--- start of The data ---

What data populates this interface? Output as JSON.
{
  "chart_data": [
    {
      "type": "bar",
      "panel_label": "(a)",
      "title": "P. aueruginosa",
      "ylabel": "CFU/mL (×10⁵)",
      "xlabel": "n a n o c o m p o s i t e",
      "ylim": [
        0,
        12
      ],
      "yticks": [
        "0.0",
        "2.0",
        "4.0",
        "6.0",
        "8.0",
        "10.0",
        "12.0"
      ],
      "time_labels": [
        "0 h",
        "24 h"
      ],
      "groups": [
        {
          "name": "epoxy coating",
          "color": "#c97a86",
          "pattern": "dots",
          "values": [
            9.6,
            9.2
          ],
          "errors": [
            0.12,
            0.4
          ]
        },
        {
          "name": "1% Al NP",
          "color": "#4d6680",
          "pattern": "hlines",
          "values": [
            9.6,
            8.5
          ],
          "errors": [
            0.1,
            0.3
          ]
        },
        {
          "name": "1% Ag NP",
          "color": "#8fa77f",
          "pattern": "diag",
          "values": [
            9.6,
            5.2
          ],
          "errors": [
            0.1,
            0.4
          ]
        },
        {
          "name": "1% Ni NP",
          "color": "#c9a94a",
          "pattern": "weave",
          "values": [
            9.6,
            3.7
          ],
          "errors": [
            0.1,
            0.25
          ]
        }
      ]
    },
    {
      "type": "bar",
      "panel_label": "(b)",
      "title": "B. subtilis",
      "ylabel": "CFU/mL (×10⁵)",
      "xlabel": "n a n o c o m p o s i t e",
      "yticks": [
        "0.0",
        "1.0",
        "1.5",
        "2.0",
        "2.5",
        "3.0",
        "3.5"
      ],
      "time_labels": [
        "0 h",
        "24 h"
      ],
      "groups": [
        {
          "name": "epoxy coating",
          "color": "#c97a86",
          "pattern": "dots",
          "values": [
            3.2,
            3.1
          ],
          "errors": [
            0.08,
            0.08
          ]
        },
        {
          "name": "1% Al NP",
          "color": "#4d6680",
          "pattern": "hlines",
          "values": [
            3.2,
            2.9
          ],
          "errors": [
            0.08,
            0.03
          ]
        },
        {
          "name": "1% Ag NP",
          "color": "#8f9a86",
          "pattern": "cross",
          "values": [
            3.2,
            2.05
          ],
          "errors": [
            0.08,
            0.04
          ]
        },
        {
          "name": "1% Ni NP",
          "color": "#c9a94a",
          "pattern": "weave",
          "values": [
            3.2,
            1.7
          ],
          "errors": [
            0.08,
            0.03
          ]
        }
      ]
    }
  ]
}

--- end of The data ---

# Exercise task
Restate every record exactly, leaving nothing out.

# Exercise response
What data populates this interface? Output as JSON.
{
  "chart_data": [
    {
      "type": "bar",
      "panel_label": "(a)",
      "title": "P. aueruginosa",
      "ylabel": "CFU/mL (×10⁵)",
      "xlabel": "n a n o c o m p o s i t e",
      "ylim": [
        0,
        12
      ],
      "yticks": [
        "0.0",
        "2.0",
        "4.0",
        "6.0",
        "8.0",
        "10.0",
        "12.0"
      ],
      "time_labels": [
        "0 h",
        "24 h"
      ],
      "groups": [
        {
          "name": "epoxy coating",
          "color": "#c97a86",
          "pattern": "dots",
          "values": [
            9.6,
            9.2
          ],
          "errors": [
            0.12,
            0.4
          ]
        },
        {
          "name": "1% Al NP",
          "color": "#4d6680",
          "pattern": "hlines",
          "values": [
            9.6,
            8.5
          ],
          "errors": [
            0.1,
            0.3
          ]
        },
        {
          "name": "1% Ag NP",
          "color": "#8fa77f",
          "pattern": "diag",
          "values": [
            9.6,
            5.2
          ],
          "errors": [
            0.1,
            0.4
          ]
        },
        {
          "name": "1% Ni NP",
          "color": "#c9a94a",
          "pattern": "weave",
          "values": [
            9.6,
            3.7
          ],
          "errors": [
            0.1,
            0.25
          ]
        }
      ]
    },
    {
      "type": "bar",
      "panel_label": "(b)",
      "title": "B. subtilis",
      "ylabel": "CFU/mL (×10⁵)",
      "xlabel": "n a n o c o m p o s i t e",
      "yticks": [
        "0.0",
        "1.0",
        "1.5",
        "2.0",
        "2.5",
        "3.0",
        "3.5"
      ],
      "time_labels": [
        "0 h",
        "24 h"
      ],
      "groups": [
        {
          "name": "epoxy coating",
          "color": "#c97a86",
          "pattern": "dots",
          "values": [
            3.2,
            3.1
          ],
          "errors": [
            0.08,
            0.08
          ]
        },
        {
          "name": "1% Al NP",
          "color": "#4d6680",
          "pattern": "hlines",
          "values": [
            3.2,
            2.9
          ],
          "errors": [
            0.08,
            0.03
          ]
        },
        {
          "name": "1% Ag NP",
          "color": "#8f9a86",
          "pattern": "cross",
          "values": [
            3.2,
            2.05
          ],
          "errors": [
            0.08,
            0.04
          ]
        },
        {
          "name": "1% Ni NP",
          "color": "#c9a94a",
          "pattern": "weave",
          "values": [
            3.2,
            1.7
          ],
          "errors": [
            0.08,
            0.03
          ]
        }
      ]
    }
  ]
}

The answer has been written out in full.